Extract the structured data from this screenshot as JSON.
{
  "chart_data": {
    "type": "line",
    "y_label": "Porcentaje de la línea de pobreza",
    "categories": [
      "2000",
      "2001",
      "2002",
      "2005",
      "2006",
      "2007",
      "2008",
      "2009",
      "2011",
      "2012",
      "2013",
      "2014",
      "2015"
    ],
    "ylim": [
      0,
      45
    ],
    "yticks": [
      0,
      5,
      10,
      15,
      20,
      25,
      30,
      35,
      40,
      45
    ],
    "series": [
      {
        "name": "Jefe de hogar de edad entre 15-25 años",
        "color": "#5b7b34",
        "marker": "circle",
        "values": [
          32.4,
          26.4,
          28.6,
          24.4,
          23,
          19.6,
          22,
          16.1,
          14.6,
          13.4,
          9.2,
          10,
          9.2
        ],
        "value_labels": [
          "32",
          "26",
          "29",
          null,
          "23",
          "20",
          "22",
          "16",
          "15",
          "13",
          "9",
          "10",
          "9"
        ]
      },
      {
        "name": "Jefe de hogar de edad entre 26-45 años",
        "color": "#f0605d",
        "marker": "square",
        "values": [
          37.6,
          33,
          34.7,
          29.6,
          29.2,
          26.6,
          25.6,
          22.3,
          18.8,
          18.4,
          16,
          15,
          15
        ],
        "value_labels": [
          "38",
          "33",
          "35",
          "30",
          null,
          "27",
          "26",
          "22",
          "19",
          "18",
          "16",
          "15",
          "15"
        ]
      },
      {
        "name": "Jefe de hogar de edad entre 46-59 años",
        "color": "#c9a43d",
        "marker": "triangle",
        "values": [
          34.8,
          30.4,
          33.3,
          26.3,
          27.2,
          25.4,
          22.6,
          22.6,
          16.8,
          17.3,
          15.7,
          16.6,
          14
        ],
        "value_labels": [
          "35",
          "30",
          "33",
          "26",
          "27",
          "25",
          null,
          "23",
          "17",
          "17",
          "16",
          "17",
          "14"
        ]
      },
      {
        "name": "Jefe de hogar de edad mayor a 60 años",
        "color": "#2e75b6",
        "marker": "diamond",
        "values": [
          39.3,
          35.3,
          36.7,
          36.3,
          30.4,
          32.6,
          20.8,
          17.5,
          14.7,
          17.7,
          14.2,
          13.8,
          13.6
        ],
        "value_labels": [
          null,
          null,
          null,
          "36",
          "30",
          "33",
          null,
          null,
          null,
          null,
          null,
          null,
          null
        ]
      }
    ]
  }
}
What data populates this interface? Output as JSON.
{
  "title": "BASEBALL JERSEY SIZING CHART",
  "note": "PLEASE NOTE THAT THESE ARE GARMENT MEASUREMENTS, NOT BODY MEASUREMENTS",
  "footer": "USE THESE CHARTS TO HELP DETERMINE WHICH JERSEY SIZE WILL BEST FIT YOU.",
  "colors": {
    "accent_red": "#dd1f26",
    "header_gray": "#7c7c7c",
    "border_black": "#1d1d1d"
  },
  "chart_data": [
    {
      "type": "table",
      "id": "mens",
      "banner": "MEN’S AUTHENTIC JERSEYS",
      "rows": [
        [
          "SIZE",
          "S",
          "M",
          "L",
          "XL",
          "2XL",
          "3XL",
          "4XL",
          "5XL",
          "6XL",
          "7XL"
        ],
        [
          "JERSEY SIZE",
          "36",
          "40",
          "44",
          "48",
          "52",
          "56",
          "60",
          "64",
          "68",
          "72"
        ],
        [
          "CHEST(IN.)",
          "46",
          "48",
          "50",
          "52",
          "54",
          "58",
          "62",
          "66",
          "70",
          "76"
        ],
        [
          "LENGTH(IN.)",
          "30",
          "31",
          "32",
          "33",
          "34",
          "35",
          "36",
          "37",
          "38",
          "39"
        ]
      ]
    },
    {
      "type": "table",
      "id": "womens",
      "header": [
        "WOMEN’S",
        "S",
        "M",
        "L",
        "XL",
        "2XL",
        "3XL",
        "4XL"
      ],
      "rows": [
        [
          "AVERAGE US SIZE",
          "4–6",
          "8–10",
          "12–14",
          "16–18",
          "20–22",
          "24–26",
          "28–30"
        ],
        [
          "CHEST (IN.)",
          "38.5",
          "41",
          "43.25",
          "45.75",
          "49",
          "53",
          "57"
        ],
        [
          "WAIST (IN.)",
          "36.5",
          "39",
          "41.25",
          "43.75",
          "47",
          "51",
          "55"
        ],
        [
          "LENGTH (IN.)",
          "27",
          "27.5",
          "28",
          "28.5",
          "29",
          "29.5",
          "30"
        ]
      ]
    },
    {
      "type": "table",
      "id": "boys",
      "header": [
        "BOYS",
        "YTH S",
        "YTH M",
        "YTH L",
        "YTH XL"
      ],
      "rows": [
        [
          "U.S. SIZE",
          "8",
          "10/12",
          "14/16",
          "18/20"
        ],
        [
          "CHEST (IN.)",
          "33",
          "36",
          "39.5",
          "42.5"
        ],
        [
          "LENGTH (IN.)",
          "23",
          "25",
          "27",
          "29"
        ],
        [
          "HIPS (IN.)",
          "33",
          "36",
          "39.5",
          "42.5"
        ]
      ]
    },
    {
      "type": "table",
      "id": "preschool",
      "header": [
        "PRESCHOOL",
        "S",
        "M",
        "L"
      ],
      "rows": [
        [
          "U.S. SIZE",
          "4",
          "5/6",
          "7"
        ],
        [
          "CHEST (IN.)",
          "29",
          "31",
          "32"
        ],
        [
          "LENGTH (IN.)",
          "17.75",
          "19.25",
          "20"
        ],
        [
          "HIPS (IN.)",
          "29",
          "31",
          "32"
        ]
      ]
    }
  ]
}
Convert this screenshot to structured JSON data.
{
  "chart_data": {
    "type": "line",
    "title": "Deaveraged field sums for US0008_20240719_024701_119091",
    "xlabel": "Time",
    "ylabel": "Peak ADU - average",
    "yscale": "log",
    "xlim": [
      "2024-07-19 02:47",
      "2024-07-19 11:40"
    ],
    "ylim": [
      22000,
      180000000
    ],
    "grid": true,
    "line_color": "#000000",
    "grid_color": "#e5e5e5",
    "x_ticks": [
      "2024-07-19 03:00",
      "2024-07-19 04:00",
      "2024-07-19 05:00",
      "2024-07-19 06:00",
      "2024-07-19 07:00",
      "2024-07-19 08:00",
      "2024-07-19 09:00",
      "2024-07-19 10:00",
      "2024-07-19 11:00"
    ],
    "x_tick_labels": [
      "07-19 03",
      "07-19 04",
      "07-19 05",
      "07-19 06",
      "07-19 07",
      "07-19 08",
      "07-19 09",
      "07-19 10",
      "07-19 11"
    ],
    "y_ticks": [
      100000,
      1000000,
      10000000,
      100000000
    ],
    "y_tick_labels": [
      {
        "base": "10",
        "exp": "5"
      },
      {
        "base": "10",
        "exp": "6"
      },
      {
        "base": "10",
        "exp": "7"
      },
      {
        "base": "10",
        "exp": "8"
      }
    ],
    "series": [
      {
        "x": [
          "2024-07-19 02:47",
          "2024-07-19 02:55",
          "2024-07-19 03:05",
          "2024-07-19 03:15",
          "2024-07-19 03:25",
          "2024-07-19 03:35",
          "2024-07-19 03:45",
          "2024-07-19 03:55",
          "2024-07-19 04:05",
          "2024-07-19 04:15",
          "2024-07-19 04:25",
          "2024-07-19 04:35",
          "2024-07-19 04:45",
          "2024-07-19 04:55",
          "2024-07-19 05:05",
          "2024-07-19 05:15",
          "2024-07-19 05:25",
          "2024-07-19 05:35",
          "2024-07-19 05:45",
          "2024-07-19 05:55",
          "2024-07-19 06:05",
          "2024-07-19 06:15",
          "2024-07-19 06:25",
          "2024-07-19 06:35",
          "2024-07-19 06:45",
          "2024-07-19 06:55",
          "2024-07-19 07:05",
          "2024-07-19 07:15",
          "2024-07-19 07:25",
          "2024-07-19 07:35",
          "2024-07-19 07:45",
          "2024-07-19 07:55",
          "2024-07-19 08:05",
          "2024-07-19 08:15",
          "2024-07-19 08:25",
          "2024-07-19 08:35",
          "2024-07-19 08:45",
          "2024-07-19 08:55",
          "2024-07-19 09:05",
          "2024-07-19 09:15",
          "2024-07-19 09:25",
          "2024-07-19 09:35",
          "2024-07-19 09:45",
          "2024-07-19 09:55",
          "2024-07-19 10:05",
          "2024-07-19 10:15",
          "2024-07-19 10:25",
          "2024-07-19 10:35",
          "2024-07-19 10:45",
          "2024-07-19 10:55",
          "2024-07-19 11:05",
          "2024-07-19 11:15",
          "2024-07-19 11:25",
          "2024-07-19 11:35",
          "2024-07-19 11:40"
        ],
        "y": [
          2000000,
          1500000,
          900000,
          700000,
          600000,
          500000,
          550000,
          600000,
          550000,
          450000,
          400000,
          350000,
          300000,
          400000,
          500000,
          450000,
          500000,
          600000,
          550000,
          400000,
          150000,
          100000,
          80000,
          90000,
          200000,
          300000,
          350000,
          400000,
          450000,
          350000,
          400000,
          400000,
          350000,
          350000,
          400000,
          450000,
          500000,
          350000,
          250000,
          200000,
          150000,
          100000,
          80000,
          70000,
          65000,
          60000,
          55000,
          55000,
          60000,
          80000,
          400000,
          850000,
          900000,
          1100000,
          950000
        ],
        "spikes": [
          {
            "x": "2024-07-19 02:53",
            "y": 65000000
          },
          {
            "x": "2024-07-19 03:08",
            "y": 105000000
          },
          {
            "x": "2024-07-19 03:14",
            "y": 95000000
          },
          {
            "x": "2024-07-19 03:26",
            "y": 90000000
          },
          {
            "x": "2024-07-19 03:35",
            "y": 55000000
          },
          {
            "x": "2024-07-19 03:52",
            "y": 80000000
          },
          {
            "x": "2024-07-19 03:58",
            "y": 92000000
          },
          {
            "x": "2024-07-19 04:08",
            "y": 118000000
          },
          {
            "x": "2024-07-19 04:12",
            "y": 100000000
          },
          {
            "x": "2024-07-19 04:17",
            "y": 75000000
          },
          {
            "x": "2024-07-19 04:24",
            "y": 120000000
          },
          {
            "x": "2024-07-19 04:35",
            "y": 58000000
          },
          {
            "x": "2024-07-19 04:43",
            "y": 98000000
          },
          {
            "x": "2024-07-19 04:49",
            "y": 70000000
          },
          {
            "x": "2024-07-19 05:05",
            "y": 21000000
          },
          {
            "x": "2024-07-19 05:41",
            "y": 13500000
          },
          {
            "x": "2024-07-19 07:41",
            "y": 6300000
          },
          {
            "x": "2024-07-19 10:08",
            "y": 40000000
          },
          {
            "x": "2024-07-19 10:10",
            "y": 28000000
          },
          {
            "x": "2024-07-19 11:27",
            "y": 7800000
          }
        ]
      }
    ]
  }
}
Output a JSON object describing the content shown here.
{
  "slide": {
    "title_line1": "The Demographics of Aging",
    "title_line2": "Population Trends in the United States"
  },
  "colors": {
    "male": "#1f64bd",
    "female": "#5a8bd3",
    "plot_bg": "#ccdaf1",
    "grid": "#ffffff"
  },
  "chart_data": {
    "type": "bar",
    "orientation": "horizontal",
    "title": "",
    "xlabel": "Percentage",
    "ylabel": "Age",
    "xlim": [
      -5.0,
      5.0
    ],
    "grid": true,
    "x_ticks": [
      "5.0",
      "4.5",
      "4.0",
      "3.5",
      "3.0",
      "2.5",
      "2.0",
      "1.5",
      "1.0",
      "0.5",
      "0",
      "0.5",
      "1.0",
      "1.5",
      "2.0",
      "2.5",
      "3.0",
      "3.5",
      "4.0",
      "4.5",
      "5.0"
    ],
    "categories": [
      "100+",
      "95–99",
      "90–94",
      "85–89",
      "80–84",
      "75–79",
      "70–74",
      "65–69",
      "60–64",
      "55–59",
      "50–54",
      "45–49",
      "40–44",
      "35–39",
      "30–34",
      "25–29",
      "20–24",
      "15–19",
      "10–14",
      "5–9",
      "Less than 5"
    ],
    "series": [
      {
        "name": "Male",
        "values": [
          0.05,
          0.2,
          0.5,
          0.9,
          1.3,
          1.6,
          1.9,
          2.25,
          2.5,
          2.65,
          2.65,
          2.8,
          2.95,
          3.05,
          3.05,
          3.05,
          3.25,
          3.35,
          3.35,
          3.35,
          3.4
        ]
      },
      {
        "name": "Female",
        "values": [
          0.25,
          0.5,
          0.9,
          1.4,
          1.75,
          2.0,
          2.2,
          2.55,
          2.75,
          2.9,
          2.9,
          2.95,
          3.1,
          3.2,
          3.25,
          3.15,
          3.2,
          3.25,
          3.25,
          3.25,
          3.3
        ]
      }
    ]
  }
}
********************
▶ _Task description_: Look over the material above and show each line where "this" appears.

▶ _Output_:
Extract the structured data from this screenshot as JSON.
What data populates this interface? Output as JSON.
Convert this screenshot to structured JSON data.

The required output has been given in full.